Quoted text start

As a location for an antiquarian book fair, nouveau Brooklyn seems pretty perfect. The local crowd is young, educated, and interested,* and the Brooklyn Expo Center is a bright and airy venue with a great vibe. Having completed its third successful event this past weekend, the Brooklyn Antiquarian Book Fair is now a staple of the book fair calendar.
My browsing time was limited, so my highlights are regrettably brief.
William Reese Co. put the borough in the spotlight with two early Brooklyn imprints: An Historical and Geographical Account of Algiers by James Wilson Stevens (1800) and The Book of Common Prayer (1801). Another interesting item on display was New York's first liquor license, a form printed c. 1702-1714 by William Bradford, the only working printer in NY at the time.
I perused Peter Masi's stand--a delight not only in content but in form, for he has all manner of fascinating ephemera neatly organized by subject. His printed catalogues are enjoyable for this reason as well.
Austin Abbey Rare Books created an outstanding visual display of decorated gilt bindings. I spied an especially beautiful copy of A Border Shepherdess by Amelia E. Barr and thought immediately about Richard Minsky and his Barr collection.

Quoted text end

» **Set of tasks**
**1)** Please list every book title named in the book fair report.
**2)** Write out the book fair report between "My browsing time" and "reason as well.", inclusive.

Stored data start

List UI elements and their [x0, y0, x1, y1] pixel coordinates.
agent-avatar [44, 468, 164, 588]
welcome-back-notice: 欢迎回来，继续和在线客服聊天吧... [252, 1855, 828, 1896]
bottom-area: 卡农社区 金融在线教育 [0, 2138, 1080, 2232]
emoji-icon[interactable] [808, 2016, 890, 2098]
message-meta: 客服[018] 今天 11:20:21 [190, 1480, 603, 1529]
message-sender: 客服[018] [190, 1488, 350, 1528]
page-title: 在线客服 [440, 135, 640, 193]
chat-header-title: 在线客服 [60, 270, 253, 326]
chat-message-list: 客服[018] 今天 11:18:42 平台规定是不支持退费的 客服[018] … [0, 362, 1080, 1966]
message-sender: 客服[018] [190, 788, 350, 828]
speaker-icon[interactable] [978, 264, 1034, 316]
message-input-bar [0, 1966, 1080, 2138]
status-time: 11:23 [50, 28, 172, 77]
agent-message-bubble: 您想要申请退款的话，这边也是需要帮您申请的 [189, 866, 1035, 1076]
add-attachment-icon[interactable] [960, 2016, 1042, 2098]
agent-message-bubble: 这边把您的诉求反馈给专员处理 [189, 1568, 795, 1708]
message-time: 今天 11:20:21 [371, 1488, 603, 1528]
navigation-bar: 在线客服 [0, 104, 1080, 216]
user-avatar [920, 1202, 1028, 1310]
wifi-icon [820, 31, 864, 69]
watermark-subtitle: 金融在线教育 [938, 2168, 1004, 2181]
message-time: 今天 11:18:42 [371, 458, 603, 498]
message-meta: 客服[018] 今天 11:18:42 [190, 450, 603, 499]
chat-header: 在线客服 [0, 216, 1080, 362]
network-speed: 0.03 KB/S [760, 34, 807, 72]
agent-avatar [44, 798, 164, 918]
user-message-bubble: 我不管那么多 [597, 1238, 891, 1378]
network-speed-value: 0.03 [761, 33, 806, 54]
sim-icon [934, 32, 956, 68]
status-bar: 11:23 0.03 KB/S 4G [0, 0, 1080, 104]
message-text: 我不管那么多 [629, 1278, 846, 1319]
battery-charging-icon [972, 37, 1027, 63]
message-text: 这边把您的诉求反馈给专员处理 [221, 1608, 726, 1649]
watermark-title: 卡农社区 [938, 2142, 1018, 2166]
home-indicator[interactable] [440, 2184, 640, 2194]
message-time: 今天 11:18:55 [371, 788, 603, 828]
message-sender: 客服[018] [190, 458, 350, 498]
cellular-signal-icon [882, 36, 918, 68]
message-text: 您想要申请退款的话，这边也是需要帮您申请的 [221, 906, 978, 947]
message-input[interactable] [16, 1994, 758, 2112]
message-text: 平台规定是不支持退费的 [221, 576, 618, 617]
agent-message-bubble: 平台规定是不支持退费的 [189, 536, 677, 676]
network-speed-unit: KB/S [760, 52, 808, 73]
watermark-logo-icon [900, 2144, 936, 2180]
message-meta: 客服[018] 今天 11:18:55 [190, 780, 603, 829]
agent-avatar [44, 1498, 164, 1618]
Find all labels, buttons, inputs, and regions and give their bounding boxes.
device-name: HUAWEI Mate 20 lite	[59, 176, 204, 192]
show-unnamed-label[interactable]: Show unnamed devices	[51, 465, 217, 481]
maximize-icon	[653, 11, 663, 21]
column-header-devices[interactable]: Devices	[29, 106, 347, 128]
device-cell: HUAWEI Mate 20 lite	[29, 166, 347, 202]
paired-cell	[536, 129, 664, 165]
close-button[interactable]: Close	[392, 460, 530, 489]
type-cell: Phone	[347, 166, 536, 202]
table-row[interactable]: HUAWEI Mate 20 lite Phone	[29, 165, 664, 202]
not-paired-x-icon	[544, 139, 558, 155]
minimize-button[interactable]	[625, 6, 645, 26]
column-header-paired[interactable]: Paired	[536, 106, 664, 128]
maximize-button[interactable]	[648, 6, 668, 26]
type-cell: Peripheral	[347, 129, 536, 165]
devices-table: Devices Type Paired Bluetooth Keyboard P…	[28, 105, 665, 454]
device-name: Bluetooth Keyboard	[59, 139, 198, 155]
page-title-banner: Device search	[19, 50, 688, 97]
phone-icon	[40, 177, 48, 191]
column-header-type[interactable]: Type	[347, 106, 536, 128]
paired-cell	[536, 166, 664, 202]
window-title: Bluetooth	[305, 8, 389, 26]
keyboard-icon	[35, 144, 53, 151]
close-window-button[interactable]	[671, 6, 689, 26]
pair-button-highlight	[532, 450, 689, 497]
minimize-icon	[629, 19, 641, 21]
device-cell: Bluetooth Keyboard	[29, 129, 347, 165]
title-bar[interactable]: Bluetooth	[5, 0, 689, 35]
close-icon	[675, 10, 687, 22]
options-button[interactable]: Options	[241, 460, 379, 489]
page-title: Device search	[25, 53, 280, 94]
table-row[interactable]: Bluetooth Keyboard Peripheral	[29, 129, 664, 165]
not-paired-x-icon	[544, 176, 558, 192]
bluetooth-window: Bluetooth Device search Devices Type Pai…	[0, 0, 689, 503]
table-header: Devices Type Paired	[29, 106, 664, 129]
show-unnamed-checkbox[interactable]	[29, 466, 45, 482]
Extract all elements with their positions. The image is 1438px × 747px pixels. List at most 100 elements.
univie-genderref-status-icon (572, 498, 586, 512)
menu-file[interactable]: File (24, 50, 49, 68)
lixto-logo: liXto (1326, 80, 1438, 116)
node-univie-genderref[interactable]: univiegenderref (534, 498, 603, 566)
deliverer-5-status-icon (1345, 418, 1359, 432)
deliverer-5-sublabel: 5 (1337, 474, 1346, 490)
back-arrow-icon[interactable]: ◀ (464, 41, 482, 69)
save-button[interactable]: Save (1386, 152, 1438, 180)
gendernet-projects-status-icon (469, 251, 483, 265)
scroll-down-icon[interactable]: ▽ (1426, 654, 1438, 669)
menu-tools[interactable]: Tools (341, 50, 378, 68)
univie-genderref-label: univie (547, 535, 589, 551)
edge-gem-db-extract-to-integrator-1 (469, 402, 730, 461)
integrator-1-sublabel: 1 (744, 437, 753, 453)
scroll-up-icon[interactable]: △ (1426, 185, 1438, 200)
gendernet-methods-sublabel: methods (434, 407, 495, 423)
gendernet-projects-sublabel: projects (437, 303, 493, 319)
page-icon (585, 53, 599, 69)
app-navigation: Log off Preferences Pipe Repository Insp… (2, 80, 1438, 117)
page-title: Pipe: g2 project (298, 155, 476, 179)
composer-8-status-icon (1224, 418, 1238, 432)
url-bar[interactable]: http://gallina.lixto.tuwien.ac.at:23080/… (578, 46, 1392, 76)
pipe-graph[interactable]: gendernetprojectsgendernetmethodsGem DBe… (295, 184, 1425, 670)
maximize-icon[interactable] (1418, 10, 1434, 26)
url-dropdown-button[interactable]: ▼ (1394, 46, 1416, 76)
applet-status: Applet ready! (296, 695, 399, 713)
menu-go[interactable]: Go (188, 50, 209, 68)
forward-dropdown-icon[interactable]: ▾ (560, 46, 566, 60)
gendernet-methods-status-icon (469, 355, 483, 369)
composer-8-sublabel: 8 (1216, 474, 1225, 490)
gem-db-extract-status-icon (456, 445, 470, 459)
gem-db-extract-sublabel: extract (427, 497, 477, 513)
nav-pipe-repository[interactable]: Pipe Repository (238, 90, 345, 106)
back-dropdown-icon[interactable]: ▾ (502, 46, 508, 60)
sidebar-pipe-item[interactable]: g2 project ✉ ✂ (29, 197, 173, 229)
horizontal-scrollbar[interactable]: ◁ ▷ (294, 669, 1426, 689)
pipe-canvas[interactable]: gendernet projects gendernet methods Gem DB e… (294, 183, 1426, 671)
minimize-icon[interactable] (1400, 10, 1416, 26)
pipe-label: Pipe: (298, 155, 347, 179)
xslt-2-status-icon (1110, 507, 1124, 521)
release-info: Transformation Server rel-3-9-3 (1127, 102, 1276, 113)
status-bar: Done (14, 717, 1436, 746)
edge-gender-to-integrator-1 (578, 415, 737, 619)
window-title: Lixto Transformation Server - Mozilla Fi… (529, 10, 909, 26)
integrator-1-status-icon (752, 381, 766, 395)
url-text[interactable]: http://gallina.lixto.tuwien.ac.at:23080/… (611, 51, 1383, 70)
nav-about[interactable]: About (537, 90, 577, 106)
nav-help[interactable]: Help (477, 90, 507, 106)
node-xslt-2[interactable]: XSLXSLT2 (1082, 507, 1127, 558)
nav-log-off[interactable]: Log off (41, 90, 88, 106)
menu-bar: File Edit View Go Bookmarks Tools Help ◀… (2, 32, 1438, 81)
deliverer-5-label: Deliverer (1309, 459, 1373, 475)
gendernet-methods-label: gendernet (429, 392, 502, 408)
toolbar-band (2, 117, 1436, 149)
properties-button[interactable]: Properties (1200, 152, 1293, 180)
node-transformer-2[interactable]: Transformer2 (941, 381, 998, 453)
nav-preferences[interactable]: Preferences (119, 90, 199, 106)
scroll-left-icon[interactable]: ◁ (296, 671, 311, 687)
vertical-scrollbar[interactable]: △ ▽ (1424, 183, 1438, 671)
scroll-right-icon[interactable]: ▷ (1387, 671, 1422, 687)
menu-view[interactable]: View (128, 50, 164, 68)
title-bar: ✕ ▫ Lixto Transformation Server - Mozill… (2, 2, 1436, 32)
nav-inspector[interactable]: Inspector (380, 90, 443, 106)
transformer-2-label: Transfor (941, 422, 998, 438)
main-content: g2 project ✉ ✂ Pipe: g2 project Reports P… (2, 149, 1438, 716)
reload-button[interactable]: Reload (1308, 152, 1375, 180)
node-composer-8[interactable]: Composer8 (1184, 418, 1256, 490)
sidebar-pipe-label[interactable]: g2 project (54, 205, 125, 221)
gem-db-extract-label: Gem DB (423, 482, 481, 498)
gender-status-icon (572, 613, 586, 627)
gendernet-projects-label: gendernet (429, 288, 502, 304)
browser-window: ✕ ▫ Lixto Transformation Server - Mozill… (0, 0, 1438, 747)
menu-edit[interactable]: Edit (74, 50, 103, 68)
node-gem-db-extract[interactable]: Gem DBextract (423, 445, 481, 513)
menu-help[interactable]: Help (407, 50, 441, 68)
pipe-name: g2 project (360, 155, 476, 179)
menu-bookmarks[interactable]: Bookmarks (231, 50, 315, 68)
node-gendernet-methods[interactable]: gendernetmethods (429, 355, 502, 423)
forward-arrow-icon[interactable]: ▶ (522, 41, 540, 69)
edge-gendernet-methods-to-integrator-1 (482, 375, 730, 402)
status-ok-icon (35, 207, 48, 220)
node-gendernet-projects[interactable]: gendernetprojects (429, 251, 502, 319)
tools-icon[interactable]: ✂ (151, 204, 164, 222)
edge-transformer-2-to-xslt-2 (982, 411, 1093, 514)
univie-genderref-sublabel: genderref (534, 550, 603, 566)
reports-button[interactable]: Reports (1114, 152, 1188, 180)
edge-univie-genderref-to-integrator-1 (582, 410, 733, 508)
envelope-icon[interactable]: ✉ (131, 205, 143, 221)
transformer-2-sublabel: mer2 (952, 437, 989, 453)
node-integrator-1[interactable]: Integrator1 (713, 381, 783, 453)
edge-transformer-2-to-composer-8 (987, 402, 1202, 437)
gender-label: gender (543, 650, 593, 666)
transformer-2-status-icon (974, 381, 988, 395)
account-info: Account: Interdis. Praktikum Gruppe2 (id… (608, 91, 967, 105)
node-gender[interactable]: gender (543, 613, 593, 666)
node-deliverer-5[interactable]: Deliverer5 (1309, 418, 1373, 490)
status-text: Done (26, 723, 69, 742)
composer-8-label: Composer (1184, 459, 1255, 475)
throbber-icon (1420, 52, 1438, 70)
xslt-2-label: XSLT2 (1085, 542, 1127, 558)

Stored data end

» **Task responses**
**1)**
An Historical and Geographical Account of Algiers
The Book of Common Prayer
A Border Shepherdess

**2)**
My browsing time was limited, so my highlights are regrettably brief.
William Reese Co. put the borough in the spotlight with two early Brooklyn imprints: An Historical and Geographical Account of Algiers by James Wilson Stevens (1800) and The Book of Common Prayer (1801). Another interesting item on display was New York's first liquor license, a form printed c. 1702-1714 by William Bradford, the only working printer in NY at the time.
I perused Peter Masi's stand--a delight not only in content but in form, for he has all manner of fascinating ephemera neatly organized by subject. His printed catalogues are enjoyable for this reason as well.